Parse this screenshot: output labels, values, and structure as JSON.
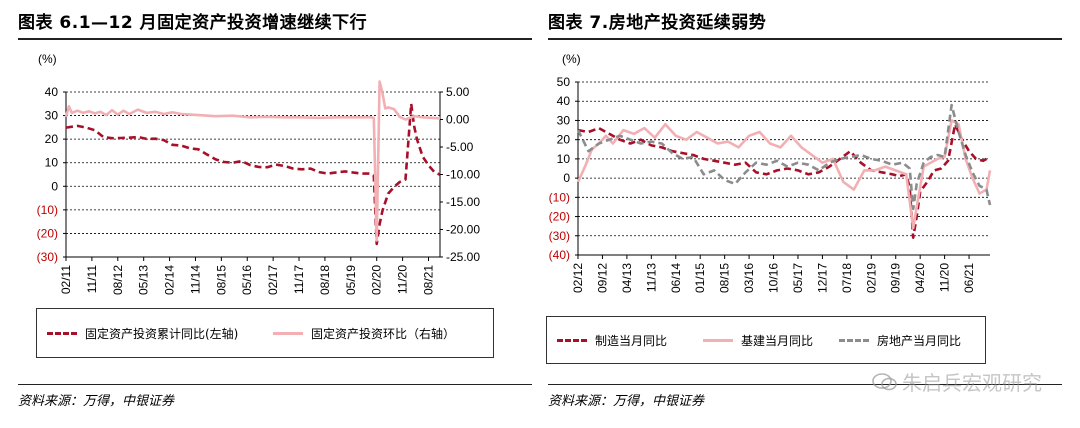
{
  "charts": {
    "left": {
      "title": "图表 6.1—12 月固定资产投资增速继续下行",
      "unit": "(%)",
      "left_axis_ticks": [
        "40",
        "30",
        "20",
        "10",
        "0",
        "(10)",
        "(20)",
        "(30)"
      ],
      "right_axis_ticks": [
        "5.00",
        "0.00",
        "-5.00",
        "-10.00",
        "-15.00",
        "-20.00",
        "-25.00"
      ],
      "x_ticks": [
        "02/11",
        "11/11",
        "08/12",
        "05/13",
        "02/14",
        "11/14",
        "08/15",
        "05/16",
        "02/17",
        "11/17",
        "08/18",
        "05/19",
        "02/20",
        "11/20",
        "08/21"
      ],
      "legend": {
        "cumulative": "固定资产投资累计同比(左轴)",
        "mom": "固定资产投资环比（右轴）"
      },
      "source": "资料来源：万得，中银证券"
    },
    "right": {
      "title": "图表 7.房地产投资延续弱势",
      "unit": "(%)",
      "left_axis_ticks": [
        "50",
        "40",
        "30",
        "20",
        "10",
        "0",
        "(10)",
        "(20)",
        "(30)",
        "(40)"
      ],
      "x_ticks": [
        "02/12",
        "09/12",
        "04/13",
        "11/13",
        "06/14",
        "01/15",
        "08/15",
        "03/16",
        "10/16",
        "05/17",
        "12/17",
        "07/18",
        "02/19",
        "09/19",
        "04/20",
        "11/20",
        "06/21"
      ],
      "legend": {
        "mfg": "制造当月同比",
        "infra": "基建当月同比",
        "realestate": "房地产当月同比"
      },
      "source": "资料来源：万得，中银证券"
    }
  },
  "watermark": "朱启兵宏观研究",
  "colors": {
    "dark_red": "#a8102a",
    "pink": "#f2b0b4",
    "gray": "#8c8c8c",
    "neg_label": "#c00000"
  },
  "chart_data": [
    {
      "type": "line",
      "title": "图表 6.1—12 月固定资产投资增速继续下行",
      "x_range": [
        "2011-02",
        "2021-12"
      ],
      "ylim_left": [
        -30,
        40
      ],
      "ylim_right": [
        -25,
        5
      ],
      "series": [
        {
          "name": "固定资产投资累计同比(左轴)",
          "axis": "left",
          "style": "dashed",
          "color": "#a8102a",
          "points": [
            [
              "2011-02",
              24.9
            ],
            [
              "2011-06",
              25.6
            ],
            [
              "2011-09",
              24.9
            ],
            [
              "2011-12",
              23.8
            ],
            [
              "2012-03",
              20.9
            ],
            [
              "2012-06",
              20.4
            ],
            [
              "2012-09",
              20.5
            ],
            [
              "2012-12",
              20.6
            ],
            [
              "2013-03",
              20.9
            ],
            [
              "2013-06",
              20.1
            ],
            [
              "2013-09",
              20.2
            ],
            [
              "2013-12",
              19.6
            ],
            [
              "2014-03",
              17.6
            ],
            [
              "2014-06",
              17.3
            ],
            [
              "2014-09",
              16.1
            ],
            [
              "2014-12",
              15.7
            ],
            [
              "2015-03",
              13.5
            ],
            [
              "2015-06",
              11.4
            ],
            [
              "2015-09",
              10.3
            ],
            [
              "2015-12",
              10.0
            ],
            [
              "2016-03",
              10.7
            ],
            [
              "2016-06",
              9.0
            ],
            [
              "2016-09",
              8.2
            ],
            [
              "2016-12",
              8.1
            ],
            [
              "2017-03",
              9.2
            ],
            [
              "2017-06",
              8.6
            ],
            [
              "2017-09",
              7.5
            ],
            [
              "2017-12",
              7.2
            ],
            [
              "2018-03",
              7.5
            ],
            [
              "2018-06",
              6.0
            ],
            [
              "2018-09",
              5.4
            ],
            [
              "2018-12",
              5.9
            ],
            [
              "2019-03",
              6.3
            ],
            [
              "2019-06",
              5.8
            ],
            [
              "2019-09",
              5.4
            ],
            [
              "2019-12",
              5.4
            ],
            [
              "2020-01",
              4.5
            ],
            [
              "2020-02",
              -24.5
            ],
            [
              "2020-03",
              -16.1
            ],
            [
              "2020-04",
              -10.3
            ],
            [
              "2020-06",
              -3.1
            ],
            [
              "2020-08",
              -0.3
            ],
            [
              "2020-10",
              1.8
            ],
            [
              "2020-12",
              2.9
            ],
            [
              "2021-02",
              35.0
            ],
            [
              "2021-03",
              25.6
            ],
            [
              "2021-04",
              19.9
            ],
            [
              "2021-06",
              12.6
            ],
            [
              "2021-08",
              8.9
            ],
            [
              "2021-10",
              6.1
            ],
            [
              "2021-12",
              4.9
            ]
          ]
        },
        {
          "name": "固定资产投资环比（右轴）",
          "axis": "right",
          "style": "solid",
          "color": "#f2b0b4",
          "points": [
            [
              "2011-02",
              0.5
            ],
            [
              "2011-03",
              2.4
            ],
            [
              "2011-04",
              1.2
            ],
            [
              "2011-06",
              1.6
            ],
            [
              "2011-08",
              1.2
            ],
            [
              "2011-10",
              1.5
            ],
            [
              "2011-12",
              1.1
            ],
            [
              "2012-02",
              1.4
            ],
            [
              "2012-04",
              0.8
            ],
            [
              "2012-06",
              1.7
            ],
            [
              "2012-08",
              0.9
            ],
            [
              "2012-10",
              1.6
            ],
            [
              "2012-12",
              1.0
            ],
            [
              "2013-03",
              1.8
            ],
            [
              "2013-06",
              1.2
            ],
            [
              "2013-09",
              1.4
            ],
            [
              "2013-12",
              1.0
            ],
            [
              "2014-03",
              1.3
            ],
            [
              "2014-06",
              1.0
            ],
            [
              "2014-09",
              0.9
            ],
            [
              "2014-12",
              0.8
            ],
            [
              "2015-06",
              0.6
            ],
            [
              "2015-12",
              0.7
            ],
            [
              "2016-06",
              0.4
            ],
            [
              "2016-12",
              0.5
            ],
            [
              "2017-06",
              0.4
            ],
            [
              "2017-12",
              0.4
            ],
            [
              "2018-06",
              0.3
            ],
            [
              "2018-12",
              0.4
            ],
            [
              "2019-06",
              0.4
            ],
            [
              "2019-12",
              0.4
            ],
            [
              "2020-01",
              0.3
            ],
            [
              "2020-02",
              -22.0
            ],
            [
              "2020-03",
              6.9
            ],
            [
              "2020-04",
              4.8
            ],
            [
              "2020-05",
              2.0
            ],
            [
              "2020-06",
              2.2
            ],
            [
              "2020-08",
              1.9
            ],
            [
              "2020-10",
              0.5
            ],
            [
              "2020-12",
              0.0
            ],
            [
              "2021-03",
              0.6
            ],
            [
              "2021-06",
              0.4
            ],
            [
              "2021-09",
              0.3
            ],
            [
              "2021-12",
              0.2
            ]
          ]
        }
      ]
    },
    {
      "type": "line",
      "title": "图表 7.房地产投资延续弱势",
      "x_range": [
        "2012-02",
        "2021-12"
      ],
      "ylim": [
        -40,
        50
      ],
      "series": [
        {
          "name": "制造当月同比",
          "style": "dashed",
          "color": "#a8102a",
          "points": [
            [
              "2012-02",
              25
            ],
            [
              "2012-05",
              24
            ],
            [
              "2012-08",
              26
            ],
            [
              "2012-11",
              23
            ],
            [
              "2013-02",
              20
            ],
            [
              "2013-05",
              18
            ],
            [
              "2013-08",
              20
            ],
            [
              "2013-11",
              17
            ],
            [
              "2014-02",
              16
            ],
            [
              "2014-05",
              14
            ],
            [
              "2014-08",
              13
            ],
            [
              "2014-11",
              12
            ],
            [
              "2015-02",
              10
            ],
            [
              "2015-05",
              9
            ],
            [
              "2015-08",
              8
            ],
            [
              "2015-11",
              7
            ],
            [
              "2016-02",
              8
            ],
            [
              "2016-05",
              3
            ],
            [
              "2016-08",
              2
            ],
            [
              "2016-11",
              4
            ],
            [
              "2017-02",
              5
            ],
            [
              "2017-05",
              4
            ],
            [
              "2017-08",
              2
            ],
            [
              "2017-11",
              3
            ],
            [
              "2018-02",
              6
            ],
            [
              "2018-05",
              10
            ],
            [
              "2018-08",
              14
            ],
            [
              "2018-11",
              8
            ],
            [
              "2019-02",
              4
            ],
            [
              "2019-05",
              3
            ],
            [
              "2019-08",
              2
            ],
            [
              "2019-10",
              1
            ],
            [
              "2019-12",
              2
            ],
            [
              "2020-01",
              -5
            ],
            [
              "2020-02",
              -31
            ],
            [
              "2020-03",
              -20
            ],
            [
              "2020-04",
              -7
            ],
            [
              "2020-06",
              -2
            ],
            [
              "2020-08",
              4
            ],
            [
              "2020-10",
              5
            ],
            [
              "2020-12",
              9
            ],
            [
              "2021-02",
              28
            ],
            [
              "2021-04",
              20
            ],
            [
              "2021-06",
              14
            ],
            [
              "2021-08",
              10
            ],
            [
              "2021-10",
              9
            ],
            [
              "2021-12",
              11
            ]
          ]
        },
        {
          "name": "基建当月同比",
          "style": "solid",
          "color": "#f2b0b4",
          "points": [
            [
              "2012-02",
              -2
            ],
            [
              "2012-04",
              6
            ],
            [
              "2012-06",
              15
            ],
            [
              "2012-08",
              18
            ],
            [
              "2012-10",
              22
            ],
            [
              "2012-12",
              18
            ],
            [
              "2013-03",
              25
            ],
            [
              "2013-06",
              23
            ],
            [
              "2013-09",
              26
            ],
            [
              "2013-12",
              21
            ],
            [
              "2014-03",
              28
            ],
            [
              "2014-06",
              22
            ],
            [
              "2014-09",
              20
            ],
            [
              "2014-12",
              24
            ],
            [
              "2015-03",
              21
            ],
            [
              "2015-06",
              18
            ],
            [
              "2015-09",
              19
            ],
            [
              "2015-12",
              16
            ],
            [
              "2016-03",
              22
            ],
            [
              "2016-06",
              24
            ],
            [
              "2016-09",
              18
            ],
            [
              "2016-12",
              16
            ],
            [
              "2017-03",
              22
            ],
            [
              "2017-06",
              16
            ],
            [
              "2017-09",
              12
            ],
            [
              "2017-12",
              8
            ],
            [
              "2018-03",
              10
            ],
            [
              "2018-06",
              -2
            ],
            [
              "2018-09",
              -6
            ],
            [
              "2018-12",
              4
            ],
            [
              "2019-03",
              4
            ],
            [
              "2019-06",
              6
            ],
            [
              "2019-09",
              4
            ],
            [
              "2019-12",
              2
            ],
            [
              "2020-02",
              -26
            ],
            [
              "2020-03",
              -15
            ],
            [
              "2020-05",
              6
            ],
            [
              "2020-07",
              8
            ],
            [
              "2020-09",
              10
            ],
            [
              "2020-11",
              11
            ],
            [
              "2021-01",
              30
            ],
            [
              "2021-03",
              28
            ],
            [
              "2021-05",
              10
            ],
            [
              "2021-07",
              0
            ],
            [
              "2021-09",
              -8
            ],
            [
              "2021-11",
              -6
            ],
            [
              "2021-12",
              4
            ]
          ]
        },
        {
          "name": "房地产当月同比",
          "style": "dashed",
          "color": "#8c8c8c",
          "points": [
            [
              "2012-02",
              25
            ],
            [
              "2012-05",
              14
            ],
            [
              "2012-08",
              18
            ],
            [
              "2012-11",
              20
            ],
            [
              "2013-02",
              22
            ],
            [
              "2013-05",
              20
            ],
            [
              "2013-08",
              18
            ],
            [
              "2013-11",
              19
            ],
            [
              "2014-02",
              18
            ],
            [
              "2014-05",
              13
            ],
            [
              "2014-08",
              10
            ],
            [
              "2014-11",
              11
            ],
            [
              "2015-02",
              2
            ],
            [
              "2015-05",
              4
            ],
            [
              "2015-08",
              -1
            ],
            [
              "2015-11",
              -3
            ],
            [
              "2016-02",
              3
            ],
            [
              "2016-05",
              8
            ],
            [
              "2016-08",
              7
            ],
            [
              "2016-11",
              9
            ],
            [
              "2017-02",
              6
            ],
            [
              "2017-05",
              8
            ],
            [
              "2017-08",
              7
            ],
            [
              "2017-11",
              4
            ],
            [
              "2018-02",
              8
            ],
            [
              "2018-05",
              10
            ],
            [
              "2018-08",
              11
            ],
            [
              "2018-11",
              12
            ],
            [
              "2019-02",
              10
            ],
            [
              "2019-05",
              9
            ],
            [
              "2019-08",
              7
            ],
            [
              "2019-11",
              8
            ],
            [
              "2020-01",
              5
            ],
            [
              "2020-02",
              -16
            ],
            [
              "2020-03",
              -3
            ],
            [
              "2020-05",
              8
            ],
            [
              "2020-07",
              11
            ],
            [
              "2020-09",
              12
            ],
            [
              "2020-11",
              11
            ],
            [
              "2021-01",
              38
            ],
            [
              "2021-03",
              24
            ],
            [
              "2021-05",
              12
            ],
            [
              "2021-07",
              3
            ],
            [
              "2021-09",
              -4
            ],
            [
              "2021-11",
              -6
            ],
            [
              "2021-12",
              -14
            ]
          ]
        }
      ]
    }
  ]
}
--
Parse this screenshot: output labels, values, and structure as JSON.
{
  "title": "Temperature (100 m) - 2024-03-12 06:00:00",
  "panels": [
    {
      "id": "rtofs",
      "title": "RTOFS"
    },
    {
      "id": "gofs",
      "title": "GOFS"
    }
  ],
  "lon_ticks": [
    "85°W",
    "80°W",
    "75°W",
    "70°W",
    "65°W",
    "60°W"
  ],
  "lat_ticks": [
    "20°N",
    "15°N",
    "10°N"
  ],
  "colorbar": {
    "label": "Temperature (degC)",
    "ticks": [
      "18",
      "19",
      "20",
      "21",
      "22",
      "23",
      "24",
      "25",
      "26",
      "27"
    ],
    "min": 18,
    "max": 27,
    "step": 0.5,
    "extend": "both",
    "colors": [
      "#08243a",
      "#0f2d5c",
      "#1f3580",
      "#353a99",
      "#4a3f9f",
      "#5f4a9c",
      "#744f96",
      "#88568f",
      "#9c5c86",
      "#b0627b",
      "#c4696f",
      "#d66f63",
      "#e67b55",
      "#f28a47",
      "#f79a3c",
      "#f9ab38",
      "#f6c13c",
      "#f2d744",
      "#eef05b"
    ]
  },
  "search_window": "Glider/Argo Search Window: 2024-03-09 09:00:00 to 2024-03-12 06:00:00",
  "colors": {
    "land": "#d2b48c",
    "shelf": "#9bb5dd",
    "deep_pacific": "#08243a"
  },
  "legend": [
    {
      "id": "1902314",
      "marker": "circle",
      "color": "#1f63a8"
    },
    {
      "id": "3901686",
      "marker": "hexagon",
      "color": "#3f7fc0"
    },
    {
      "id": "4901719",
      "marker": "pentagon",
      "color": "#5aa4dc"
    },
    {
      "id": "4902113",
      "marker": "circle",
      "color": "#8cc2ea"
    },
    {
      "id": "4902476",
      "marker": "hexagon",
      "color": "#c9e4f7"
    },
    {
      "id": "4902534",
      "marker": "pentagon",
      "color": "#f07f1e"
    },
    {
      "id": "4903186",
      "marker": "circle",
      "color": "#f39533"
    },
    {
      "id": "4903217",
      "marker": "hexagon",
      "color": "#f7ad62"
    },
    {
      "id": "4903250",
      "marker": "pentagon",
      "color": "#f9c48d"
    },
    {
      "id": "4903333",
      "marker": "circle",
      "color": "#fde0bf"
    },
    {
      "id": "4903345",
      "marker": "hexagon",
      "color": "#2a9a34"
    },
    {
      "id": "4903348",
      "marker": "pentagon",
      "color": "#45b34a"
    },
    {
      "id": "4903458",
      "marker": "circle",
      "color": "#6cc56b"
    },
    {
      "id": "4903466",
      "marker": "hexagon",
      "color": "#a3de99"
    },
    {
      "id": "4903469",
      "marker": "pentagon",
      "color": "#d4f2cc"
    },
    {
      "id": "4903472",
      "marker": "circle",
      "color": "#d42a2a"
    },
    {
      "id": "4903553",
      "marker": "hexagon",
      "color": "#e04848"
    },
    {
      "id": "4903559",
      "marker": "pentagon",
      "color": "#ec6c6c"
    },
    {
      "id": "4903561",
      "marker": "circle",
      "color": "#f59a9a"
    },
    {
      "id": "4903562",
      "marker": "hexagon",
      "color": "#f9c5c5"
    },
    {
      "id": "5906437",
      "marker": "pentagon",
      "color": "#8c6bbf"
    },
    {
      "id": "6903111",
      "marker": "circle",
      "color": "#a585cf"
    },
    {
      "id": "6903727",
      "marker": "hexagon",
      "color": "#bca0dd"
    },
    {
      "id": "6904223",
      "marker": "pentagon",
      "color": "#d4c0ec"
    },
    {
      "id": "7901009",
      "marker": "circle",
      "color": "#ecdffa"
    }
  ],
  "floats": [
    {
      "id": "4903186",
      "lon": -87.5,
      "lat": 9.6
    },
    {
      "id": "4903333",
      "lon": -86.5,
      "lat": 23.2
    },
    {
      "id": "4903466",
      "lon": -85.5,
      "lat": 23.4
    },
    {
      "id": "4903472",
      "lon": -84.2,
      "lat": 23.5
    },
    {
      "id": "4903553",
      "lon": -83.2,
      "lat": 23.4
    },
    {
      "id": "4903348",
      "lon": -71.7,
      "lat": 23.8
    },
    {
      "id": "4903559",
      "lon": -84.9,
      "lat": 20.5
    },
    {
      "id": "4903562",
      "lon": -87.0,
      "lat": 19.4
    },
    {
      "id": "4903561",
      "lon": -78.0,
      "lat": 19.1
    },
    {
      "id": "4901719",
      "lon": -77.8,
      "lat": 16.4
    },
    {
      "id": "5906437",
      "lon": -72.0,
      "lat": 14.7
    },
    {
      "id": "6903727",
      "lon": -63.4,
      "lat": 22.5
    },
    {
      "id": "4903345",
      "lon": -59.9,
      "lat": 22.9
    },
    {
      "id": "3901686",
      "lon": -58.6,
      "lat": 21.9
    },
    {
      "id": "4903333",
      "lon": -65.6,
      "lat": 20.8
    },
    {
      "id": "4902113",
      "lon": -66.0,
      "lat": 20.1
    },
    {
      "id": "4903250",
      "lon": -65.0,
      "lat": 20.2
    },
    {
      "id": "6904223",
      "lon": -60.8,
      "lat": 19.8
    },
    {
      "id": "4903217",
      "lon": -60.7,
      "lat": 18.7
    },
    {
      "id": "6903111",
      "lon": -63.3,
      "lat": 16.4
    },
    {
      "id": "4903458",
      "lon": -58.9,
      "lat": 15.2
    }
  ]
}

= SHORT PROBLEM =
Copy out every line where the word "固定资产投资累计同比" occurs.

= EXPECTED ANSWER =
        "cumulative": "固定资产投资累计同比(左轴)",
          "name": "固定资产投资累计同比(左轴)",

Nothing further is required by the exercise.